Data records
———

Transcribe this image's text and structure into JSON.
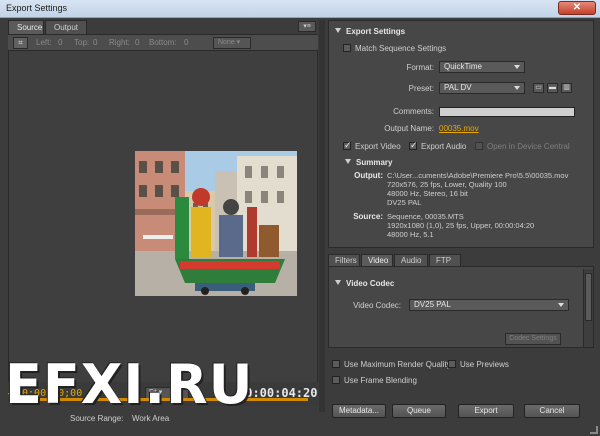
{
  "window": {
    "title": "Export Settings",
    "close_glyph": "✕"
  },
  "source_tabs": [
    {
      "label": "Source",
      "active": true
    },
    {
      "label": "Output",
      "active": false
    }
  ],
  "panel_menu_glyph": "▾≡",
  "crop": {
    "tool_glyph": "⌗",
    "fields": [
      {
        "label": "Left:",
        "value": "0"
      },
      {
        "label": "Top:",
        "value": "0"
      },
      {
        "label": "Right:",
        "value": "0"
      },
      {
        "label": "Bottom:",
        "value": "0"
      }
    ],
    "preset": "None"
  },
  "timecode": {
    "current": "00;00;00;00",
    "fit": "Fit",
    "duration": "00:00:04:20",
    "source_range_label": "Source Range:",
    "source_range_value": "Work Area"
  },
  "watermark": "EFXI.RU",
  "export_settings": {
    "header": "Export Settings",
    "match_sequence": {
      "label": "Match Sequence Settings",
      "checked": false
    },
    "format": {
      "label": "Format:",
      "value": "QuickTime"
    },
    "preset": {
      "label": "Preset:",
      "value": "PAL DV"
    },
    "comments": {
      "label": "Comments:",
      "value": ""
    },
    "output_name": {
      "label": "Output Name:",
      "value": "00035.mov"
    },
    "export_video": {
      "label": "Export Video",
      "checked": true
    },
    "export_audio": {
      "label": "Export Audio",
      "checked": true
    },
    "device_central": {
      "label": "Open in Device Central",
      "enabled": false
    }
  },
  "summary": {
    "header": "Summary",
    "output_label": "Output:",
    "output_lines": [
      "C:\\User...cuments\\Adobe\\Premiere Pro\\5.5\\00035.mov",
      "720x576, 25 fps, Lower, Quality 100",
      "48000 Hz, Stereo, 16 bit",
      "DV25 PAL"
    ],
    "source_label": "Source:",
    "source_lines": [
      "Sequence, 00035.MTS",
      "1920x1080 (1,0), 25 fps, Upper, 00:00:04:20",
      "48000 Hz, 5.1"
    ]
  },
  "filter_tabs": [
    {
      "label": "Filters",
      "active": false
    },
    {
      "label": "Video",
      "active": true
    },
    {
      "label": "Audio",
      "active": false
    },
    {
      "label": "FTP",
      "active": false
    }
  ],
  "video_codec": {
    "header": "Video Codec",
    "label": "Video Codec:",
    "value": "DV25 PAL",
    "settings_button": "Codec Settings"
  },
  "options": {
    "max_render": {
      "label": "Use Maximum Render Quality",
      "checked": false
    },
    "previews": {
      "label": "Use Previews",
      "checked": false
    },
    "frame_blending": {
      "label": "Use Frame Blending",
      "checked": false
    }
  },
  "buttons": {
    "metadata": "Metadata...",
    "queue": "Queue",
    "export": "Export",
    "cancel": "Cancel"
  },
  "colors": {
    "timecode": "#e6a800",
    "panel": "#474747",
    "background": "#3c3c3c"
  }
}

———

* What to work on:
Print every record above exactly as written, leaving out the pictures.

* Correct result:
Transcribe this image's text and structure into JSON.
{
  "window": {
    "title": "Export Settings",
    "close_glyph": "✕"
  },
  "source_tabs": [
    {
      "label": "Source",
      "active": true
    },
    {
      "label": "Output",
      "active": false
    }
  ],
  "panel_menu_glyph": "▾≡",
  "crop": {
    "tool_glyph": "⌗",
    "fields": [
      {
        "label": "Left:",
        "value": "0"
      },
      {
        "label": "Top:",
        "value": "0"
      },
      {
        "label": "Right:",
        "value": "0"
      },
      {
        "label": "Bottom:",
        "value": "0"
      }
    ],
    "preset": "None"
  },
  "timecode": {
    "current": "00;00;00;00",
    "fit": "Fit",
    "duration": "00:00:04:20",
    "source_range_label": "Source Range:",
    "source_range_value": "Work Area"
  },
  "watermark": "EFXI.RU",
  "export_settings": {
    "header": "Export Settings",
    "match_sequence": {
      "label": "Match Sequence Settings",
      "checked": false
    },
    "format": {
      "label": "Format:",
      "value": "QuickTime"
    },
    "preset": {
      "label": "Preset:",
      "value": "PAL DV"
    },
    "comments": {
      "label": "Comments:",
      "value": ""
    },
    "output_name": {
      "label": "Output Name:",
      "value": "00035.mov"
    },
    "export_video": {
      "label": "Export Video",
      "checked": true
    },
    "export_audio": {
      "label": "Export Audio",
      "checked": true
    },
    "device_central": {
      "label": "Open in Device Central",
      "enabled": false
    }
  },
  "summary": {
    "header": "Summary",
    "output_label": "Output:",
    "output_lines": [
      "C:\\User...cuments\\Adobe\\Premiere Pro\\5.5\\00035.mov",
      "720x576, 25 fps, Lower, Quality 100",
      "48000 Hz, Stereo, 16 bit",
      "DV25 PAL"
    ],
    "source_label": "Source:",
    "source_lines": [
      "Sequence, 00035.MTS",
      "1920x1080 (1,0), 25 fps, Upper, 00:00:04:20",
      "48000 Hz, 5.1"
    ]
  },
  "filter_tabs": [
    {
      "label": "Filters",
      "active": false
    },
    {
      "label": "Video",
      "active": true
    },
    {
      "label": "Audio",
      "active": false
    },
    {
      "label": "FTP",
      "active": false
    }
  ],
  "video_codec": {
    "header": "Video Codec",
    "label": "Video Codec:",
    "value": "DV25 PAL",
    "settings_button": "Codec Settings"
  },
  "options": {
    "max_render": {
      "label": "Use Maximum Render Quality",
      "checked": false
    },
    "previews": {
      "label": "Use Previews",
      "checked": false
    },
    "frame_blending": {
      "label": "Use Frame Blending",
      "checked": false
    }
  },
  "buttons": {
    "metadata": "Metadata...",
    "queue": "Queue",
    "export": "Export",
    "cancel": "Cancel"
  },
  "colors": {
    "timecode": "#e6a800",
    "panel": "#474747",
    "background": "#3c3c3c"
  }
}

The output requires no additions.